_Data shown:_
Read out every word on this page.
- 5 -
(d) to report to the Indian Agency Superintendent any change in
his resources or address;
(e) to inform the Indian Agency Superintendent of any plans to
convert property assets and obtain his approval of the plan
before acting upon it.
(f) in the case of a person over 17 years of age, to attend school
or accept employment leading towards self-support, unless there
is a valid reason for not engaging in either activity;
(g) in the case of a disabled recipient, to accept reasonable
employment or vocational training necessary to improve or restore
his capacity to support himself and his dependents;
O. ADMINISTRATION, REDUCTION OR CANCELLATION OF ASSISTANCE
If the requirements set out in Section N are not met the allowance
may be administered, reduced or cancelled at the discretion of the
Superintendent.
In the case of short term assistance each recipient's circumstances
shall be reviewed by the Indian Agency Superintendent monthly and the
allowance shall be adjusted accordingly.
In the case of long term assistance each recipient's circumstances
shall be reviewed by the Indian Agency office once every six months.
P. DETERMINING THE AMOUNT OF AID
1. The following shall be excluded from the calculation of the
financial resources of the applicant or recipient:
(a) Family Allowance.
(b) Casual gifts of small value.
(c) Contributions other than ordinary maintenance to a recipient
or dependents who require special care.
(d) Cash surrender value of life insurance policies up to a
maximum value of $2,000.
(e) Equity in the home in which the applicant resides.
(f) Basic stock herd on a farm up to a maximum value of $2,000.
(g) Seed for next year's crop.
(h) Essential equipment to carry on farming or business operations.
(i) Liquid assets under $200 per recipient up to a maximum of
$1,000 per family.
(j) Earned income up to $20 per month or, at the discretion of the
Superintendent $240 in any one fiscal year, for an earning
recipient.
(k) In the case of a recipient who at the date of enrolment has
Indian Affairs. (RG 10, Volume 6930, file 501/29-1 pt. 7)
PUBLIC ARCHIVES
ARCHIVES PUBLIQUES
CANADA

_Problem requirements:_
Reproduce the material verbatim, line by line.

_Problem solution:_
Read out every word on this page.
- 5 -
(d) to report to the Indian Agency Superintendent any change in
his resources or address;
(e) to inform the Indian Agency Superintendent of any plans to
convert property assets and obtain his approval of the plan
before acting upon it.
(f) in the case of a person over 17 years of age, to attend school
or accept employment leading towards self-support, unless there
is a valid reason for not engaging in either activity;
(g) in the case of a disabled recipient, to accept reasonable
employment or vocational training necessary to improve or restore
his capacity to support himself and his dependents;
O. ADMINISTRATION, REDUCTION OR CANCELLATION OF ASSISTANCE
If the requirements set out in Section N are not met the allowance
may be administered, reduced or cancelled at the discretion of the
Superintendent.
In the case of short term assistance each recipient's circumstances
shall be reviewed by the Indian Agency Superintendent monthly and the
allowance shall be adjusted accordingly.
In the case of long term assistance each recipient's circumstances
shall be reviewed by the Indian Agency office once every six months.
P. DETERMINING THE AMOUNT OF AID
1. The following shall be excluded from the calculation of the
financial resources of the applicant or recipient:
(a) Family Allowance.
(b) Casual gifts of small value.
(c) Contributions other than ordinary maintenance to a recipient
or dependents who require special care.
(d) Cash surrender value of life insurance policies up to a
maximum value of $2,000.
(e) Equity in the home in which the applicant resides.
(f) Basic stock herd on a farm up to a maximum value of $2,000.
(g) Seed for next year's crop.
(h) Essential equipment to carry on farming or business operations.
(i) Liquid assets under $200 per recipient up to a maximum of
$1,000 per family.
(j) Earned income up to $20 per month or, at the discretion of the
Superintendent $240 in any one fiscal year, for an earning
recipient.
(k) In the case of a recipient who at the date of enrolment has
Indian Affairs. (RG 10, Volume 6930, file 501/29-1 pt. 7)
PUBLIC ARCHIVES
ARCHIVES PUBLIQUES
CANADA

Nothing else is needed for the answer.